** Records to process **
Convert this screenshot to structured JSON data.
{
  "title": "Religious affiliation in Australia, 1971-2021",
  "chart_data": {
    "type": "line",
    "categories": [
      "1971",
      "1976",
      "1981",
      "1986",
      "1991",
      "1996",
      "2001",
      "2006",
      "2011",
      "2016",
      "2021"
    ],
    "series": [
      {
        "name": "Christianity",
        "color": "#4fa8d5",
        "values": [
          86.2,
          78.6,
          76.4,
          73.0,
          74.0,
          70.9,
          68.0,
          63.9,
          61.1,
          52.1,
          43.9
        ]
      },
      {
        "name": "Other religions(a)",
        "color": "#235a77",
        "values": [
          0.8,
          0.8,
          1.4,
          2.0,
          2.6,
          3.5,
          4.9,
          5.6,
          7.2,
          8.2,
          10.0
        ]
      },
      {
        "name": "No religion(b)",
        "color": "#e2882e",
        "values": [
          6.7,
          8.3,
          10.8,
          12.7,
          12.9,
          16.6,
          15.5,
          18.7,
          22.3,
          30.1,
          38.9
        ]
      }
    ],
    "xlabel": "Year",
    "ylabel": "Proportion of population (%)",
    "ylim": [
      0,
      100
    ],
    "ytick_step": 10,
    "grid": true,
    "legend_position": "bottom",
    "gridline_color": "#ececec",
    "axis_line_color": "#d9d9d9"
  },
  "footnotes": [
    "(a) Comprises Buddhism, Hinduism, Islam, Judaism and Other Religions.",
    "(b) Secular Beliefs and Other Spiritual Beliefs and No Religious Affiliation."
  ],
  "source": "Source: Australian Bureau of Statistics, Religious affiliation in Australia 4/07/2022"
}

** What needs to be done **
Copy each line of the listing that includes "name".

** Task output **
        "name": "Christianity",
        "name": "Other religions(a)",
        "name": "No religion(b)",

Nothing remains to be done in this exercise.